▶ Records from a data source
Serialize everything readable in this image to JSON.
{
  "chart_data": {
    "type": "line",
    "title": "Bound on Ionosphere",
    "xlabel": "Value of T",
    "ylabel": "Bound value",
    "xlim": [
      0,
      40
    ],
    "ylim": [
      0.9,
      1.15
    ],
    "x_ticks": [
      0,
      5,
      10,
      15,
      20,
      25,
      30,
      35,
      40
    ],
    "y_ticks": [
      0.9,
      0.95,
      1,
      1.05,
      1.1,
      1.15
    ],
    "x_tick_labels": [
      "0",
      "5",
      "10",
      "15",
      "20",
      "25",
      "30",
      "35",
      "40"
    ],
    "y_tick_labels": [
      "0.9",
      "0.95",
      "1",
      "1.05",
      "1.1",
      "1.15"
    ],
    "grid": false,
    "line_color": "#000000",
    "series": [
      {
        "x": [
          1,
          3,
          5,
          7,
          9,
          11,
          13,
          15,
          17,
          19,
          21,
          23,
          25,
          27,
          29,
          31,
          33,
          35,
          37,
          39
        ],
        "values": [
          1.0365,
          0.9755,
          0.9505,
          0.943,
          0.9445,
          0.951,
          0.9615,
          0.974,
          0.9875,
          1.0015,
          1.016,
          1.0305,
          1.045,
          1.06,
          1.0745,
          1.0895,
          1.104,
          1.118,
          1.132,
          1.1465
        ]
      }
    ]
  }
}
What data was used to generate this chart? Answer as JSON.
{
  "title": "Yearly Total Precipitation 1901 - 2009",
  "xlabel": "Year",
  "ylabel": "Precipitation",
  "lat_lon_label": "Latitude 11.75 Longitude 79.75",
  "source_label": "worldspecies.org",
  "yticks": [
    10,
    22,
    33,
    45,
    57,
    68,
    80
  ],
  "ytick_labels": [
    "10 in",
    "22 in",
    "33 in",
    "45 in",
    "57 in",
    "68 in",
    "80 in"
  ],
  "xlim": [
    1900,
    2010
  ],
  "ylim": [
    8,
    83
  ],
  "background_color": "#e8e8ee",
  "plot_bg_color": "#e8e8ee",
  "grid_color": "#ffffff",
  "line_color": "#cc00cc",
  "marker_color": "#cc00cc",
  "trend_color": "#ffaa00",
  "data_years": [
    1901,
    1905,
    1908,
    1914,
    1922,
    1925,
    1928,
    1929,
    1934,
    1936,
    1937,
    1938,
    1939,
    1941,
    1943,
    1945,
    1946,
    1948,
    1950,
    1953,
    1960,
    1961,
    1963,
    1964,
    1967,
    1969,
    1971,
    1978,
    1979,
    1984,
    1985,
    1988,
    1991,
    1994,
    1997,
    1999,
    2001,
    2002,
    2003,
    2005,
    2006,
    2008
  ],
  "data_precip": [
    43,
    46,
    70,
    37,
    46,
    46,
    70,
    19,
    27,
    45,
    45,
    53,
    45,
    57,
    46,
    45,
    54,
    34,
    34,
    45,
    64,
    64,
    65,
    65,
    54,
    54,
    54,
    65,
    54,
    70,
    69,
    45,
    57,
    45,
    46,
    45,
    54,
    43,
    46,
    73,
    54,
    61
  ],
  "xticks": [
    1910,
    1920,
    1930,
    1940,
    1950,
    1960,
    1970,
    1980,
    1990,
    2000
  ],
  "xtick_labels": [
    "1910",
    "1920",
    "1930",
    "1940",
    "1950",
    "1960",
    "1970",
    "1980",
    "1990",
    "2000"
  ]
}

▶ Task to carry out
Your task is to quote the listing above word for word.

▶ Answer to this problem
Serialize everything readable in this image to JSON.
{
  "chart_data": {
    "type": "line",
    "title": "Bound on Ionosphere",
    "xlabel": "Value of T",
    "ylabel": "Bound value",
    "xlim": [
      0,
      40
    ],
    "ylim": [
      0.9,
      1.15
    ],
    "x_ticks": [
      0,
      5,
      10,
      15,
      20,
      25,
      30,
      35,
      40
    ],
    "y_ticks": [
      0.9,
      0.95,
      1,
      1.05,
      1.1,
      1.15
    ],
    "x_tick_labels": [
      "0",
      "5",
      "10",
      "15",
      "20",
      "25",
      "30",
      "35",
      "40"
    ],
    "y_tick_labels": [
      "0.9",
      "0.95",
      "1",
      "1.05",
      "1.1",
      "1.15"
    ],
    "grid": false,
    "line_color": "#000000",
    "series": [
      {
        "x": [
          1,
          3,
          5,
          7,
          9,
          11,
          13,
          15,
          17,
          19,
          21,
          23,
          25,
          27,
          29,
          31,
          33,
          35,
          37,
          39
        ],
        "values": [
          1.0365,
          0.9755,
          0.9505,
          0.943,
          0.9445,
          0.951,
          0.9615,
          0.974,
          0.9875,
          1.0015,
          1.016,
          1.0305,
          1.045,
          1.06,
          1.0745,
          1.0895,
          1.104,
          1.118,
          1.132,
          1.1465
        ]
      }
    ]
  }
}
What data was used to generate this chart? Answer as JSON.
{
  "title": "Yearly Total Precipitation 1901 - 2009",
  "xlabel": "Year",
  "ylabel": "Precipitation",
  "lat_lon_label": "Latitude 11.75 Longitude 79.75",
  "source_label": "worldspecies.org",
  "yticks": [
    10,
    22,
    33,
    45,
    57,
    68,
    80
  ],
  "ytick_labels": [
    "10 in",
    "22 in",
    "33 in",
    "45 in",
    "57 in",
    "68 in",
    "80 in"
  ],
  "xlim": [
    1900,
    2010
  ],
  "ylim": [
    8,
    83
  ],
  "background_color": "#e8e8ee",
  "plot_bg_color": "#e8e8ee",
  "grid_color": "#ffffff",
  "line_color": "#cc00cc",
  "marker_color": "#cc00cc",
  "trend_color": "#ffaa00",
  "data_years": [
    1901,
    1905,
    1908,
    1914,
    1922,
    1925,
    1928,
    1929,
    1934,
    1936,
    1937,
    1938,
    1939,
    1941,
    1943,
    1945,
    1946,
    1948,
    1950,
    1953,
    1960,
    1961,
    1963,
    1964,
    1967,
    1969,
    1971,
    1978,
    1979,
    1984,
    1985,
    1988,
    1991,
    1994,
    1997,
    1999,
    2001,
    2002,
    2003,
    2005,
    2006,
    2008
  ],
  "data_precip": [
    43,
    46,
    70,
    37,
    46,
    46,
    70,
    19,
    27,
    45,
    45,
    53,
    45,
    57,
    46,
    45,
    54,
    34,
    34,
    45,
    64,
    64,
    65,
    65,
    54,
    54,
    54,
    65,
    54,
    70,
    69,
    45,
    57,
    45,
    46,
    45,
    54,
    43,
    46,
    73,
    54,
    61
  ],
  "xticks": [
    1910,
    1920,
    1930,
    1940,
    1950,
    1960,
    1970,
    1980,
    1990,
    2000
  ],
  "xtick_labels": [
    "1910",
    "1920",
    "1930",
    "1940",
    "1950",
    "1960",
    "1970",
    "1980",
    "1990",
    "2000"
  ]
}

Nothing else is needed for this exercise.